TASK PROMPT:
Answer with one number: the count of lines in the listing below that hold the word "color".

(Figure data in JSON)
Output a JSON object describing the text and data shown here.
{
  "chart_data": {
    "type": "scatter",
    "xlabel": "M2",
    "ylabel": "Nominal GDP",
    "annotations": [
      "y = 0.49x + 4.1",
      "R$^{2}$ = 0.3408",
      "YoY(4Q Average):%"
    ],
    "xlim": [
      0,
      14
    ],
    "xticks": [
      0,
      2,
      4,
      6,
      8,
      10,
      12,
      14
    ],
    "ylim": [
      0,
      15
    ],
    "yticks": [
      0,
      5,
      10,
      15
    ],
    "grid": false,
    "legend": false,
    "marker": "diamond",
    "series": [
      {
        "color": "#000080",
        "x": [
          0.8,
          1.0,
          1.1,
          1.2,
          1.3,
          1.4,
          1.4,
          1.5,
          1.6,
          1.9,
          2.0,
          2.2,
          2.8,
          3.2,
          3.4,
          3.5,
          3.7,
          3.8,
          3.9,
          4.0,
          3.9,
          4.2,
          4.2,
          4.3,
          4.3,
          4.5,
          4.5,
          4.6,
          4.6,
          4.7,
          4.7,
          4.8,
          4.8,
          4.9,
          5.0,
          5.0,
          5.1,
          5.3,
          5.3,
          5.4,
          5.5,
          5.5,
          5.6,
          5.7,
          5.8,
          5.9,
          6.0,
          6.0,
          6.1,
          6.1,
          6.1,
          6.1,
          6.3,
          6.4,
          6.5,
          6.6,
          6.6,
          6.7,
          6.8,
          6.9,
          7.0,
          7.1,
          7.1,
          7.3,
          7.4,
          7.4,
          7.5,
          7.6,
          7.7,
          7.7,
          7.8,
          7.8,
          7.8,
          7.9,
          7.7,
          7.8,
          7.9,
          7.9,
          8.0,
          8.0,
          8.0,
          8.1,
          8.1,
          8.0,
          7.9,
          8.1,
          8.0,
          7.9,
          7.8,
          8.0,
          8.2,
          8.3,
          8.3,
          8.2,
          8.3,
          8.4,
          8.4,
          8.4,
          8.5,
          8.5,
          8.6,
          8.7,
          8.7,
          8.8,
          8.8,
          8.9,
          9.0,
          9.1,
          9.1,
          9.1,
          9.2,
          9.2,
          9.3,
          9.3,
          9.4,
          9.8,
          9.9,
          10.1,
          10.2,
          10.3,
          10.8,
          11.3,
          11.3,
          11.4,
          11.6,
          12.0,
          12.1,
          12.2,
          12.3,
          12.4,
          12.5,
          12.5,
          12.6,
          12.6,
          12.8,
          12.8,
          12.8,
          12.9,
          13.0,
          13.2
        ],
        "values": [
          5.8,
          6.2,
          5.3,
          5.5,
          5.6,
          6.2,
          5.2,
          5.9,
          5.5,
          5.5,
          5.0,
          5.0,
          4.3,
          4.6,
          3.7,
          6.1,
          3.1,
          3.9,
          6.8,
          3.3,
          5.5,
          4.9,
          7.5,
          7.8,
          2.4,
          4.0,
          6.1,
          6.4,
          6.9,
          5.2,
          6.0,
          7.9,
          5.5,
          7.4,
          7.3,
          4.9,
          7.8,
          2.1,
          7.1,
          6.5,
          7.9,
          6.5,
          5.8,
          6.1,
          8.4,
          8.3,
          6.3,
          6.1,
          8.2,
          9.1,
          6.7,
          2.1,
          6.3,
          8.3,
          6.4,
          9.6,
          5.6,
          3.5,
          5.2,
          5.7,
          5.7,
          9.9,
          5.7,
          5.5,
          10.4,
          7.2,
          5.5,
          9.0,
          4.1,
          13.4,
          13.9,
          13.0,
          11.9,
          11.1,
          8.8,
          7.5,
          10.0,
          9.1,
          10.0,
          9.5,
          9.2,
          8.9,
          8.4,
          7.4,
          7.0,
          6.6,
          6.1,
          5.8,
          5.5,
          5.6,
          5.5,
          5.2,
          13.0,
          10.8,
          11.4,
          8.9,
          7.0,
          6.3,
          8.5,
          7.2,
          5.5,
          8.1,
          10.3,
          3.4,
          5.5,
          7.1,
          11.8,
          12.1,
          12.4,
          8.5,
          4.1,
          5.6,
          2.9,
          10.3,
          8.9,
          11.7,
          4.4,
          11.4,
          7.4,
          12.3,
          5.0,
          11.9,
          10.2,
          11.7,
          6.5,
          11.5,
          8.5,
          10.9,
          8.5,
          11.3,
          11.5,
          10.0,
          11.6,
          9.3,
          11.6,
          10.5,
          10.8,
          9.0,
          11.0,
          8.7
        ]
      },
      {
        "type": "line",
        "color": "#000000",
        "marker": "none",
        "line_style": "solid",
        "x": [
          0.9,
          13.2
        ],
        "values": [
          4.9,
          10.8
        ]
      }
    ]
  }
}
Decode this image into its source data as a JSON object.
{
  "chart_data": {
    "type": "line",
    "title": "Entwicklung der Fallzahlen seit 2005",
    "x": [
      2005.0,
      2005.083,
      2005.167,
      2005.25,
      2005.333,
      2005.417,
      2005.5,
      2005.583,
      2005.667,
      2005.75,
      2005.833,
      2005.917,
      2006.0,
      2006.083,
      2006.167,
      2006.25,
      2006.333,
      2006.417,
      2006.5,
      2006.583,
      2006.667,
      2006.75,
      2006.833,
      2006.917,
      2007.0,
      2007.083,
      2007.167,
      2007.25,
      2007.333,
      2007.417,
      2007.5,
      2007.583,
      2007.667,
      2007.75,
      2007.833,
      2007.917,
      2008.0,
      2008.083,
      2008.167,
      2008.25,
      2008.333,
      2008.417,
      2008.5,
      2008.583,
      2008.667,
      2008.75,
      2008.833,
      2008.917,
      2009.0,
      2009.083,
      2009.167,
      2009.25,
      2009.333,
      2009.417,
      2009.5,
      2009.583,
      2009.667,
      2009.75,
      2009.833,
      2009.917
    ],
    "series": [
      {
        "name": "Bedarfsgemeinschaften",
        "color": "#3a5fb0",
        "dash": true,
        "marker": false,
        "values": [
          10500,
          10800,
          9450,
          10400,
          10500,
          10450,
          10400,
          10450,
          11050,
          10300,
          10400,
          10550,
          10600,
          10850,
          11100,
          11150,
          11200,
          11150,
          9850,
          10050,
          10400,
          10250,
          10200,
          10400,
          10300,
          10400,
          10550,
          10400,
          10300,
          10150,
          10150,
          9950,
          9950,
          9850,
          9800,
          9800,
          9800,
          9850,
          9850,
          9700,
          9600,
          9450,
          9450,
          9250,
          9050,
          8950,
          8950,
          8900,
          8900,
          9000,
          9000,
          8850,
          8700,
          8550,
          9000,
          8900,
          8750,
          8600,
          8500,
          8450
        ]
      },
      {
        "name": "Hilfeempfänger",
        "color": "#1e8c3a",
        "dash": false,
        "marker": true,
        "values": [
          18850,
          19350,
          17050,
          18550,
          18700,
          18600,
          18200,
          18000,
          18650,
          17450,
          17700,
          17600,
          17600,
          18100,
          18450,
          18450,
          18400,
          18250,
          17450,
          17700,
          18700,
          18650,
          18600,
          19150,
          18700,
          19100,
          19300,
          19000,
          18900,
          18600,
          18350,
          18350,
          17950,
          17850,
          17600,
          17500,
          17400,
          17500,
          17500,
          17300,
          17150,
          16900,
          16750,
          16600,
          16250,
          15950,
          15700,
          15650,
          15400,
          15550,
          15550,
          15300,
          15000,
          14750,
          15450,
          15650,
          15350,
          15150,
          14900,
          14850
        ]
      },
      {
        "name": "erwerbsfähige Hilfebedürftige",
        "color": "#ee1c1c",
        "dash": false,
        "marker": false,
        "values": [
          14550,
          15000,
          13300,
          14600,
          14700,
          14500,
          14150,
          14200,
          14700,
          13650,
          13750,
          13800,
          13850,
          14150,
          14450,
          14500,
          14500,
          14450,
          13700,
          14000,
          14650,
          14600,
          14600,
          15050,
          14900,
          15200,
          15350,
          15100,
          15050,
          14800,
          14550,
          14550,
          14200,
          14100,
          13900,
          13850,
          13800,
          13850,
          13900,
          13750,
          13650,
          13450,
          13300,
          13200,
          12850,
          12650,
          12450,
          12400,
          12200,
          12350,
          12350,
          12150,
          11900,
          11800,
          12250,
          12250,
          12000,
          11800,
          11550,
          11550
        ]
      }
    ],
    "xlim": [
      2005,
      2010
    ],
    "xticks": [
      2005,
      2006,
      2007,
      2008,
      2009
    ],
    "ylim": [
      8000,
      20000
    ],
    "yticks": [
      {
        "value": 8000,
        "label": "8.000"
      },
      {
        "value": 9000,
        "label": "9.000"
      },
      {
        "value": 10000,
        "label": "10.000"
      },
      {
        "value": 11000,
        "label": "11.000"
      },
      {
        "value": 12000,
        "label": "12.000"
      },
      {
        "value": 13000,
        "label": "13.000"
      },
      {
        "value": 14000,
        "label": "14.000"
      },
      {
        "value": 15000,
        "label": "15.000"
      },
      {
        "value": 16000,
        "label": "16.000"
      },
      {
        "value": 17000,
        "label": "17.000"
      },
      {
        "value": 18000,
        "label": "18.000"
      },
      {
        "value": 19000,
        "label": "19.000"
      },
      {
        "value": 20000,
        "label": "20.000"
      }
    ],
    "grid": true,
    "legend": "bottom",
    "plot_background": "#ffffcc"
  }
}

TASK ANSWER:
5